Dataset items
◆ ◆ ◆ ◆ ◆
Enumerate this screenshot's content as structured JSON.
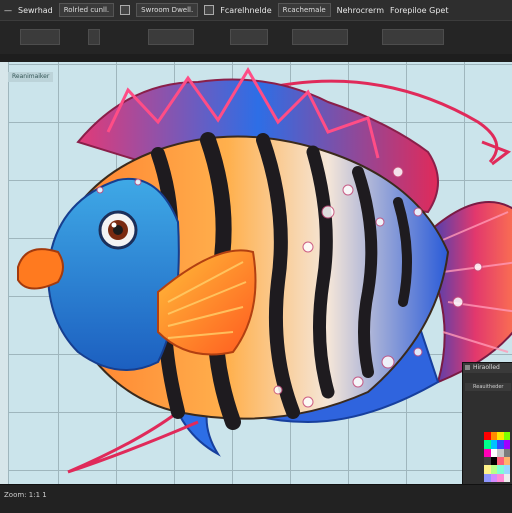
{
  "menubar": {
    "items": [
      "—",
      "Sewrhad",
      "Rolrled cunll.",
      "Swroom Dwell.",
      "Fcarelhnelde",
      "Rcachemale",
      "Nehrocrerm",
      "Forepiloe Gpet"
    ]
  },
  "layer_chip": "Reanimaiker",
  "panel": {
    "title": "Hiraolled",
    "subtitle": "Reauitheder"
  },
  "status": "Zoom: 1:1 1",
  "palette": [
    "#ff0000",
    "#ff8a00",
    "#ffe600",
    "#7cff00",
    "#00ff8c",
    "#00c2ff",
    "#2f4bff",
    "#a100ff",
    "#ff00b7",
    "#ffffff",
    "#c8c8c8",
    "#7b7b7b",
    "#404040",
    "#000000",
    "#ff5f7a",
    "#ffb46b",
    "#fff38a",
    "#b6ff88",
    "#7fffd4",
    "#9bd8ff",
    "#8f97ff",
    "#d38aff",
    "#ff8ad6",
    "#ededed"
  ],
  "colors": {
    "canvas": "#cbe4eb",
    "grid": "#9fb6bd",
    "accent_red": "#e03050"
  }
}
◆ ◆ ◆ ◆ ◆
WHAT YOU HAVE TO DO =
Above are records with pictures; repeat the records exactly and leave the pictures out.

THE REPLY =
Enumerate this screenshot's content as structured JSON.
{
  "menubar": {
    "items": [
      "—",
      "Sewrhad",
      "Rolrled cunll.",
      "Swroom Dwell.",
      "Fcarelhnelde",
      "Rcachemale",
      "Nehrocrerm",
      "Forepiloe Gpet"
    ]
  },
  "layer_chip": "Reanimaiker",
  "panel": {
    "title": "Hiraolled",
    "subtitle": "Reauitheder"
  },
  "status": "Zoom: 1:1 1",
  "palette": [
    "#ff0000",
    "#ff8a00",
    "#ffe600",
    "#7cff00",
    "#00ff8c",
    "#00c2ff",
    "#2f4bff",
    "#a100ff",
    "#ff00b7",
    "#ffffff",
    "#c8c8c8",
    "#7b7b7b",
    "#404040",
    "#000000",
    "#ff5f7a",
    "#ffb46b",
    "#fff38a",
    "#b6ff88",
    "#7fffd4",
    "#9bd8ff",
    "#8f97ff",
    "#d38aff",
    "#ff8ad6",
    "#ededed"
  ],
  "colors": {
    "canvas": "#cbe4eb",
    "grid": "#9fb6bd",
    "accent_red": "#e03050"
  }
}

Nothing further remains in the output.